SHORT EXERCISE: Exactly reproduce the lines that follow.

=== RECORD SET ===

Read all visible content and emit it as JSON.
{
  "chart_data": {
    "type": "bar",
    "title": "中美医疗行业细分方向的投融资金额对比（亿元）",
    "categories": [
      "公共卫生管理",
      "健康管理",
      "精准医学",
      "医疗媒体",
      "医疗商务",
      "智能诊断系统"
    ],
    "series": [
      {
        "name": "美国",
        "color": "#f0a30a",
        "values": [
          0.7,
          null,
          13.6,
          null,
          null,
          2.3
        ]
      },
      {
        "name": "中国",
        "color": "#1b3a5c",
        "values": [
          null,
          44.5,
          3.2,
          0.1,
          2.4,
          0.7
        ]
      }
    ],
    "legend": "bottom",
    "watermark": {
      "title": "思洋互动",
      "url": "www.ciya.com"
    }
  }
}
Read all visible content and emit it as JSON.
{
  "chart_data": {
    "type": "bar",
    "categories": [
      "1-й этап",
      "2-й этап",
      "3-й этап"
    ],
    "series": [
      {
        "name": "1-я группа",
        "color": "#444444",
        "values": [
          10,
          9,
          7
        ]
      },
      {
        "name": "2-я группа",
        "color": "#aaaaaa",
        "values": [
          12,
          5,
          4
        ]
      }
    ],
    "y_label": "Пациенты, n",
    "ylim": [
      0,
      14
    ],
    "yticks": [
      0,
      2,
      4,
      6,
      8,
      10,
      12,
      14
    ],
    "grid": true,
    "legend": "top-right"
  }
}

===

EXERCISE RESULT:
Read all visible content and emit it as JSON.
{
  "chart_data": {
    "type": "bar",
    "title": "中美医疗行业细分方向的投融资金额对比（亿元）",
    "categories": [
      "公共卫生管理",
      "健康管理",
      "精准医学",
      "医疗媒体",
      "医疗商务",
      "智能诊断系统"
    ],
    "series": [
      {
        "name": "美国",
        "color": "#f0a30a",
        "values": [
          0.7,
          null,
          13.6,
          null,
          null,
          2.3
        ]
      },
      {
        "name": "中国",
        "color": "#1b3a5c",
        "values": [
          null,
          44.5,
          3.2,
          0.1,
          2.4,
          0.7
        ]
      }
    ],
    "legend": "bottom",
    "watermark": {
      "title": "思洋互动",
      "url": "www.ciya.com"
    }
  }
}
Read all visible content and emit it as JSON.
{
  "chart_data": {
    "type": "bar",
    "categories": [
      "1-й этап",
      "2-й этап",
      "3-й этап"
    ],
    "series": [
      {
        "name": "1-я группа",
        "color": "#444444",
        "values": [
          10,
          9,
          7
        ]
      },
      {
        "name": "2-я группа",
        "color": "#aaaaaa",
        "values": [
          12,
          5,
          4
        ]
      }
    ],
    "y_label": "Пациенты, n",
    "ylim": [
      0,
      14
    ],
    "yticks": [
      0,
      2,
      4,
      6,
      8,
      10,
      12,
      14
    ],
    "grid": true,
    "legend": "top-right"
  }
}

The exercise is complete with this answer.